▶ **Problem details**
Lines holding the string "long" are the ones to copy; find them all in the data.

▶ **Entries shown**

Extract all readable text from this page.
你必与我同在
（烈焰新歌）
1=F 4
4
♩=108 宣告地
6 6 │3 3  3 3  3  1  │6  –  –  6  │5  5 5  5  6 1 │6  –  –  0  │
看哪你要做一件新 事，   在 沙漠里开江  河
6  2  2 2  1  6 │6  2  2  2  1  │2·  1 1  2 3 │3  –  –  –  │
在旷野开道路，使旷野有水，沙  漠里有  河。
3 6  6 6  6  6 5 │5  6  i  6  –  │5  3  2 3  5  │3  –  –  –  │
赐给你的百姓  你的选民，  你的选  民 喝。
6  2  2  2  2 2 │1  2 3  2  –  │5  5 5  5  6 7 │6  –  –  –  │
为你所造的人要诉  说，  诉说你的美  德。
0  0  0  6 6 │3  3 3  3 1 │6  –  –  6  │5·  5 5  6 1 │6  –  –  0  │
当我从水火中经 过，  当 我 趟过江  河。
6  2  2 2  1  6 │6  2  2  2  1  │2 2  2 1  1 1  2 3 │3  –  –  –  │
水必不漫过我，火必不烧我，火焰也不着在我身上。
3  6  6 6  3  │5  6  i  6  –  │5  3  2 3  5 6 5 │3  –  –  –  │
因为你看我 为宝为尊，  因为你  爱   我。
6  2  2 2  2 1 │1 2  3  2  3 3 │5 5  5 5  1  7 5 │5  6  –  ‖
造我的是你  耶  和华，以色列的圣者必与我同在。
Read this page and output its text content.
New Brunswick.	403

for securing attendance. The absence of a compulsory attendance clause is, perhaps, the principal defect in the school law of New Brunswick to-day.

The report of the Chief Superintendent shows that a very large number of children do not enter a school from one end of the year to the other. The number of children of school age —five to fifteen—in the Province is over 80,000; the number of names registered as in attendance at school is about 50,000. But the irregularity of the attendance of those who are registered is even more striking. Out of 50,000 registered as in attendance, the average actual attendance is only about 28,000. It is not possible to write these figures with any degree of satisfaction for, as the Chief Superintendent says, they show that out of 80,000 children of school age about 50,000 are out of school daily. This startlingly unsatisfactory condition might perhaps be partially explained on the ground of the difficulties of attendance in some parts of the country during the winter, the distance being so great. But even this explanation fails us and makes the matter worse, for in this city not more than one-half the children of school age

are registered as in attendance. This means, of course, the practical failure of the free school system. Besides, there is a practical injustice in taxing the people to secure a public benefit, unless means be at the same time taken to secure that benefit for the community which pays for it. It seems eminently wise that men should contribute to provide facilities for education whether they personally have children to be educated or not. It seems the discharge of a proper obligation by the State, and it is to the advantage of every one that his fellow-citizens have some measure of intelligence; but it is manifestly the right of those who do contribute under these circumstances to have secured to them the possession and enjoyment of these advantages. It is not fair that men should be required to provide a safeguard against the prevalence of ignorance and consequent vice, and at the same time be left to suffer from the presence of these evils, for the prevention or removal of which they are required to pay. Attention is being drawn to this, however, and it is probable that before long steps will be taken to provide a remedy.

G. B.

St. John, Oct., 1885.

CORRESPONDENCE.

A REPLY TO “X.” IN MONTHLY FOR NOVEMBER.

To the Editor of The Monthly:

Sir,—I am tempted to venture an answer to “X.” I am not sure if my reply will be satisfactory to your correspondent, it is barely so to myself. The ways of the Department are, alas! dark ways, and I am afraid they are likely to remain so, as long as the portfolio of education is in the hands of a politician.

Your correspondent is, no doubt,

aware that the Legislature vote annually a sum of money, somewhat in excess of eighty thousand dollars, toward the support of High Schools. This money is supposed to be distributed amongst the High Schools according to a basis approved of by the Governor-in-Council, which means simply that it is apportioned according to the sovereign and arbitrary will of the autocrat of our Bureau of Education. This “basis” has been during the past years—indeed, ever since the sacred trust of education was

▶ **Solution for this task**
are registered as in attendance. This means, of course, the practical failure of the free school system. Besides, there is a practical injustice in taxing the people to secure a public benefit, unless means be at the same time taken to secure that benefit for the community which pays for it. It seems eminently wise that men should contribute to provide facilities for education whether they personally have children to be educated or not. It seems the discharge of a proper obligation by the State, and it is to the advantage of every one that his fellow-citizens have some measure of intelligence; but it is manifestly the right of those who do contribute under these circumstances to have secured to them the possession and enjoyment of these advantages. It is not fair that men should be required to provide a safeguard against the prevalence of ignorance and consequent vice, and at the same time be left to suffer from the presence of these evils, for the prevention or removal of which they are required to pay. Attention is being drawn to this, however, and it is probable that before long steps will be taken to provide a remedy.
Sir,—I am tempted to venture an answer to “X.” I am not sure if my reply will be satisfactory to your correspondent, it is barely so to myself. The ways of the Department are, alas! dark ways, and I am afraid they are likely to remain so, as long as the portfolio of education is in the hands of a politician.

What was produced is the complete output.